--- Data ---
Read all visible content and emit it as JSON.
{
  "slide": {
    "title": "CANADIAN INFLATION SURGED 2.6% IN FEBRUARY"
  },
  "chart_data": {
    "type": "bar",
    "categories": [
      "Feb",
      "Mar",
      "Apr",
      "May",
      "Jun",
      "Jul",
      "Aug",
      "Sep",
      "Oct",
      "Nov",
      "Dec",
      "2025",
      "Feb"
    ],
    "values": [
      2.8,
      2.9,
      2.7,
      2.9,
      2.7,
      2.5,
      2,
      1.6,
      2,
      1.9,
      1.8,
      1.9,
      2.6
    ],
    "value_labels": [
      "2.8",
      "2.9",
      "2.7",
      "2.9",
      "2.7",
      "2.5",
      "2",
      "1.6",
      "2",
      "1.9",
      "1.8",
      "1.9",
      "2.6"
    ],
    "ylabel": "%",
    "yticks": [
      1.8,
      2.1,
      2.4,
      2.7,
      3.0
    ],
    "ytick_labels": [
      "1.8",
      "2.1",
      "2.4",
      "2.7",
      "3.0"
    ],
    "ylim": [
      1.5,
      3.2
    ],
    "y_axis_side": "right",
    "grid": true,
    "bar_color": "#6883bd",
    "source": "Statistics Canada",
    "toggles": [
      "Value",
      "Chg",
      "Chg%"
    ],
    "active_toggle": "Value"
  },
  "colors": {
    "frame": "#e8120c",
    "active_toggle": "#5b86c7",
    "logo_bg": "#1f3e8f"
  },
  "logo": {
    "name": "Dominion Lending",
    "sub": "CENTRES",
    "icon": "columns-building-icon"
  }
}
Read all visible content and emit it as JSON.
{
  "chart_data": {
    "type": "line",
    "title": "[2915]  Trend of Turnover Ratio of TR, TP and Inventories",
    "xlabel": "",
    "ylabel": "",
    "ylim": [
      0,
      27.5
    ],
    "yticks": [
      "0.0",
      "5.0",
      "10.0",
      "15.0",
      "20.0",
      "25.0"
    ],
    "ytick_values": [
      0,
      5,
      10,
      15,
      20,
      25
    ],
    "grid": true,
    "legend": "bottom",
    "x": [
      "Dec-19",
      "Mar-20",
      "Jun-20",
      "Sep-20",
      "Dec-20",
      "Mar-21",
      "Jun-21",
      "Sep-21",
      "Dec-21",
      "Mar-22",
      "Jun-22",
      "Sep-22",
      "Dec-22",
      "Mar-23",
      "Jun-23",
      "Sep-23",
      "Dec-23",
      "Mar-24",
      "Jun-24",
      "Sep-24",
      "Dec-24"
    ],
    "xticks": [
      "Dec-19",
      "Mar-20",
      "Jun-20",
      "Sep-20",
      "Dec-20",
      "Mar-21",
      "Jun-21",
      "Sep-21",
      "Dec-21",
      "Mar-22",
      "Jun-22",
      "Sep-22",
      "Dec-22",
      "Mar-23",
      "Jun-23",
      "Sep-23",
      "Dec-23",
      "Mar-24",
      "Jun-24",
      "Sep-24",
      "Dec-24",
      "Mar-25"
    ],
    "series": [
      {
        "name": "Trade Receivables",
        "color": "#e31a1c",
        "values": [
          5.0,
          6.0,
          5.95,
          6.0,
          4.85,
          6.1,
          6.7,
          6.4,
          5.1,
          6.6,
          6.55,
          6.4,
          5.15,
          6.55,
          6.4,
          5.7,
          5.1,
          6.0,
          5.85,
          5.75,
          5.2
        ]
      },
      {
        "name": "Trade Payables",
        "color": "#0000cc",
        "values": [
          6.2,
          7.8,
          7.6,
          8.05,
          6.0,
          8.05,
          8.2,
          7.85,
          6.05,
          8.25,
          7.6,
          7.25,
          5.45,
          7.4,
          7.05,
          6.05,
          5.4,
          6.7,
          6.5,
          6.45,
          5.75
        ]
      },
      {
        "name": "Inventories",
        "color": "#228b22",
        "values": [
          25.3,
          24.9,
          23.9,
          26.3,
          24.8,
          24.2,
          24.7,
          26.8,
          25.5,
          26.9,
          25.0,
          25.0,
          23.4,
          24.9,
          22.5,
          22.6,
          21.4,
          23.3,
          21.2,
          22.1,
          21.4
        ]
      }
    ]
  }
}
---
■ **Problem to solve**: All of the data must be returned exactly.

■ **Complete answer**:
Read all visible content and emit it as JSON.
{
  "slide": {
    "title": "CANADIAN INFLATION SURGED 2.6% IN FEBRUARY"
  },
  "chart_data": {
    "type": "bar",
    "categories": [
      "Feb",
      "Mar",
      "Apr",
      "May",
      "Jun",
      "Jul",
      "Aug",
      "Sep",
      "Oct",
      "Nov",
      "Dec",
      "2025",
      "Feb"
    ],
    "values": [
      2.8,
      2.9,
      2.7,
      2.9,
      2.7,
      2.5,
      2,
      1.6,
      2,
      1.9,
      1.8,
      1.9,
      2.6
    ],
    "value_labels": [
      "2.8",
      "2.9",
      "2.7",
      "2.9",
      "2.7",
      "2.5",
      "2",
      "1.6",
      "2",
      "1.9",
      "1.8",
      "1.9",
      "2.6"
    ],
    "ylabel": "%",
    "yticks": [
      1.8,
      2.1,
      2.4,
      2.7,
      3.0
    ],
    "ytick_labels": [
      "1.8",
      "2.1",
      "2.4",
      "2.7",
      "3.0"
    ],
    "ylim": [
      1.5,
      3.2
    ],
    "y_axis_side": "right",
    "grid": true,
    "bar_color": "#6883bd",
    "source": "Statistics Canada",
    "toggles": [
      "Value",
      "Chg",
      "Chg%"
    ],
    "active_toggle": "Value"
  },
  "colors": {
    "frame": "#e8120c",
    "active_toggle": "#5b86c7",
    "logo_bg": "#1f3e8f"
  },
  "logo": {
    "name": "Dominion Lending",
    "sub": "CENTRES",
    "icon": "columns-building-icon"
  }
}
Read all visible content and emit it as JSON.
{
  "chart_data": {
    "type": "line",
    "title": "[2915]  Trend of Turnover Ratio of TR, TP and Inventories",
    "xlabel": "",
    "ylabel": "",
    "ylim": [
      0,
      27.5
    ],
    "yticks": [
      "0.0",
      "5.0",
      "10.0",
      "15.0",
      "20.0",
      "25.0"
    ],
    "ytick_values": [
      0,
      5,
      10,
      15,
      20,
      25
    ],
    "grid": true,
    "legend": "bottom",
    "x": [
      "Dec-19",
      "Mar-20",
      "Jun-20",
      "Sep-20",
      "Dec-20",
      "Mar-21",
      "Jun-21",
      "Sep-21",
      "Dec-21",
      "Mar-22",
      "Jun-22",
      "Sep-22",
      "Dec-22",
      "Mar-23",
      "Jun-23",
      "Sep-23",
      "Dec-23",
      "Mar-24",
      "Jun-24",
      "Sep-24",
      "Dec-24"
    ],
    "xticks": [
      "Dec-19",
      "Mar-20",
      "Jun-20",
      "Sep-20",
      "Dec-20",
      "Mar-21",
      "Jun-21",
      "Sep-21",
      "Dec-21",
      "Mar-22",
      "Jun-22",
      "Sep-22",
      "Dec-22",
      "Mar-23",
      "Jun-23",
      "Sep-23",
      "Dec-23",
      "Mar-24",
      "Jun-24",
      "Sep-24",
      "Dec-24",
      "Mar-25"
    ],
    "series": [
      {
        "name": "Trade Receivables",
        "color": "#e31a1c",
        "values": [
          5.0,
          6.0,
          5.95,
          6.0,
          4.85,
          6.1,
          6.7,
          6.4,
          5.1,
          6.6,
          6.55,
          6.4,
          5.15,
          6.55,
          6.4,
          5.7,
          5.1,
          6.0,
          5.85,
          5.75,
          5.2
        ]
      },
      {
        "name": "Trade Payables",
        "color": "#0000cc",
        "values": [
          6.2,
          7.8,
          7.6,
          8.05,
          6.0,
          8.05,
          8.2,
          7.85,
          6.05,
          8.25,
          7.6,
          7.25,
          5.45,
          7.4,
          7.05,
          6.05,
          5.4,
          6.7,
          6.5,
          6.45,
          5.75
        ]
      },
      {
        "name": "Inventories",
        "color": "#228b22",
        "values": [
          25.3,
          24.9,
          23.9,
          26.3,
          24.8,
          24.2,
          24.7,
          26.8,
          25.5,
          26.9,
          25.0,
          25.0,
          23.4,
          24.9,
          22.5,
          22.6,
          21.4,
          23.3,
          21.2,
          22.1,
          21.4
        ]
      }
    ]
  }
}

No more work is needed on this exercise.